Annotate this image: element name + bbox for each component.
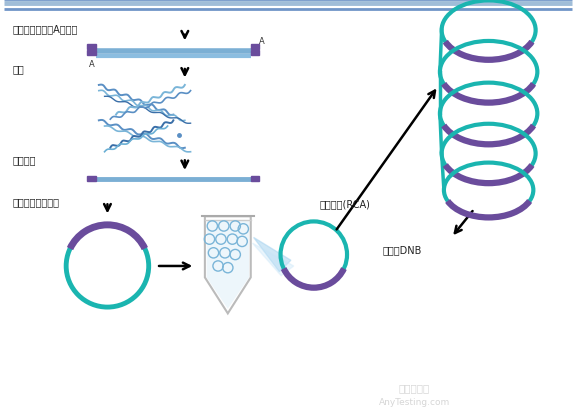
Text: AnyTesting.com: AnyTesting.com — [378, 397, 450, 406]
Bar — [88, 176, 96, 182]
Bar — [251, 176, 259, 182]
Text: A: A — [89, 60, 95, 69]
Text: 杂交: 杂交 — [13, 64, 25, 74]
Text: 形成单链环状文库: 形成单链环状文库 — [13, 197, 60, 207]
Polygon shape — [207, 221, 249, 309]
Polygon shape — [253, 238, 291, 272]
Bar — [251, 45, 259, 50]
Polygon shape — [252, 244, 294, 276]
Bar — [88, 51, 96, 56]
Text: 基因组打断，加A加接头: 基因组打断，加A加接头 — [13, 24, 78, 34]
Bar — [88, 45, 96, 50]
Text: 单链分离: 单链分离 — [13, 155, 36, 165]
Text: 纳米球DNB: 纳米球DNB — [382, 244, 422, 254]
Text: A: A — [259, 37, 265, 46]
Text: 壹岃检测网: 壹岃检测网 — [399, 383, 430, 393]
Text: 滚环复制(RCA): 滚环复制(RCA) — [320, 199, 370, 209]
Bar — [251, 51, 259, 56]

* * *

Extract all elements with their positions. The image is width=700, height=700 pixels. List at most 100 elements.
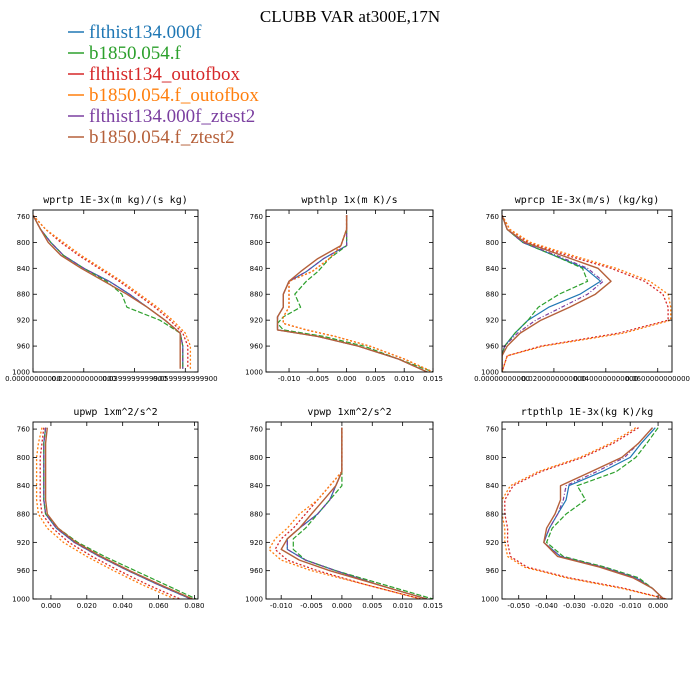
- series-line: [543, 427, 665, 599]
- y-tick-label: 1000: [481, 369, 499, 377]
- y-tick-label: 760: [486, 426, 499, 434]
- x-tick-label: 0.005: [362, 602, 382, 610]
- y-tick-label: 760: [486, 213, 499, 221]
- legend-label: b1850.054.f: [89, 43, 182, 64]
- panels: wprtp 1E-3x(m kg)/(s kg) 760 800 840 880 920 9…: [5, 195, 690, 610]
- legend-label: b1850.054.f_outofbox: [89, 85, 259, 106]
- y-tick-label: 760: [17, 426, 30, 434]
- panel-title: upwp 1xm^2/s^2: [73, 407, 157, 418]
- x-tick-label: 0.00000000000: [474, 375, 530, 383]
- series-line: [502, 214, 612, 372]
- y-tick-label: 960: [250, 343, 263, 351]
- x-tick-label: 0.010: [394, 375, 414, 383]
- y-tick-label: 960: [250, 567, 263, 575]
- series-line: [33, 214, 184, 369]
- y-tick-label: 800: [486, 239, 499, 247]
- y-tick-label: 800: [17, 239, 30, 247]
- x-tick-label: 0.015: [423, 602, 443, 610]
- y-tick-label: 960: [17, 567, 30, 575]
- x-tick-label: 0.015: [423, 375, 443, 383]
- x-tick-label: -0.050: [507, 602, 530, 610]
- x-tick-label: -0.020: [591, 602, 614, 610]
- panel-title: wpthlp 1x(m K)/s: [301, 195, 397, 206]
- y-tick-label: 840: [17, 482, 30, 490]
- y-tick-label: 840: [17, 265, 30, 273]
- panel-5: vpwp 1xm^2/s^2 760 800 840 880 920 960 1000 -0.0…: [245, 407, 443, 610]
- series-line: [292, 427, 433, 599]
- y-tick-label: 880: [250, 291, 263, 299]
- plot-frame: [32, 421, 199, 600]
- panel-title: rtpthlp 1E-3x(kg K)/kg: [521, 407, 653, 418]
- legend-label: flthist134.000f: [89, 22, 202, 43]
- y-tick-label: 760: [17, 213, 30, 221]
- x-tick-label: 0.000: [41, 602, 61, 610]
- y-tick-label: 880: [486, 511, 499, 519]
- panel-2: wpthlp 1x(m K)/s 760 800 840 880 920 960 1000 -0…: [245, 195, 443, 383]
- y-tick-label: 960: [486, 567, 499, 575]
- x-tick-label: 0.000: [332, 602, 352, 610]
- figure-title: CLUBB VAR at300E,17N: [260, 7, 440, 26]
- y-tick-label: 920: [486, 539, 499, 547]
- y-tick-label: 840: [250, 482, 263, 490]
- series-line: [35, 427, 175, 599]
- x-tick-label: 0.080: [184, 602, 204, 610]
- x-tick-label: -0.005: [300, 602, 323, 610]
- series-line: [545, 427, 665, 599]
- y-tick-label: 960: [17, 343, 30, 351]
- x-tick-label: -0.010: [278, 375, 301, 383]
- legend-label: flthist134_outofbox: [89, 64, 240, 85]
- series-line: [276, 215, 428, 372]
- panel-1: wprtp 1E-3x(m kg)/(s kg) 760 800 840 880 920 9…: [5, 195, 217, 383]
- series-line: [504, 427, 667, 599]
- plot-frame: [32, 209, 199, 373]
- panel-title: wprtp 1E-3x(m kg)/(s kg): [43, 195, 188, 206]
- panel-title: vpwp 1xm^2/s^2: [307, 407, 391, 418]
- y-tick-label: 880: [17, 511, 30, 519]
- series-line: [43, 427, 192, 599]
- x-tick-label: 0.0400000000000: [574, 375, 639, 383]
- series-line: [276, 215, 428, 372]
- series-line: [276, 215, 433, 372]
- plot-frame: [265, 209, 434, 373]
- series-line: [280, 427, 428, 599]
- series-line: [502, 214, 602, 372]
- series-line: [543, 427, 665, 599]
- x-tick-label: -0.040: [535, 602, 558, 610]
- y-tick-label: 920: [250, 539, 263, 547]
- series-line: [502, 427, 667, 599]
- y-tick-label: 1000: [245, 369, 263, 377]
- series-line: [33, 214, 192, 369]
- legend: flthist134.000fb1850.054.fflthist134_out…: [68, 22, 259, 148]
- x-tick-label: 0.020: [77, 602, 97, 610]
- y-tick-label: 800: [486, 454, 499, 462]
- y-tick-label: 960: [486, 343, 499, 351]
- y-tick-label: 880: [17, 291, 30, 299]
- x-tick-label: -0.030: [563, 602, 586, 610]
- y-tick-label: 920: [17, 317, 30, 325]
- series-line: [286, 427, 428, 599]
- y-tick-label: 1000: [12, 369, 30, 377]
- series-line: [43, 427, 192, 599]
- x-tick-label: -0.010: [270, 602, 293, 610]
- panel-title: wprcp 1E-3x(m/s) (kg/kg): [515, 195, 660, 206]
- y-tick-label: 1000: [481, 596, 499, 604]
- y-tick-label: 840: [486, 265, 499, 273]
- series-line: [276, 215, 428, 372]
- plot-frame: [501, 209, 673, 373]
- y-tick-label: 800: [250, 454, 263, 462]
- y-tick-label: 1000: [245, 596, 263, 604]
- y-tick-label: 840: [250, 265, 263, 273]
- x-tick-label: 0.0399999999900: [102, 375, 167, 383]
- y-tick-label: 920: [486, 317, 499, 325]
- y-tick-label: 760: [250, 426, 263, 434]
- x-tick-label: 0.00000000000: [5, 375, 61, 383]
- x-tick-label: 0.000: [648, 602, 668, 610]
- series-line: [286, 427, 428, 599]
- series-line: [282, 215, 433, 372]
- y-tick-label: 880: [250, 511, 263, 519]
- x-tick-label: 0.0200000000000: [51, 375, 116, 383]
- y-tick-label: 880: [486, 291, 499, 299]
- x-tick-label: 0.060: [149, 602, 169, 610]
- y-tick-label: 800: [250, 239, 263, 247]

▶ **PROBLEM STATEMENT**
Find each line in the records above that contains the word "shape" and copy every such line in full.

▶ **EXERCISE RESULT**
Polygon shape — [207, 221, 249, 309]
Polygon shape — [253, 238, 291, 272]
Polygon shape — [252, 244, 294, 276]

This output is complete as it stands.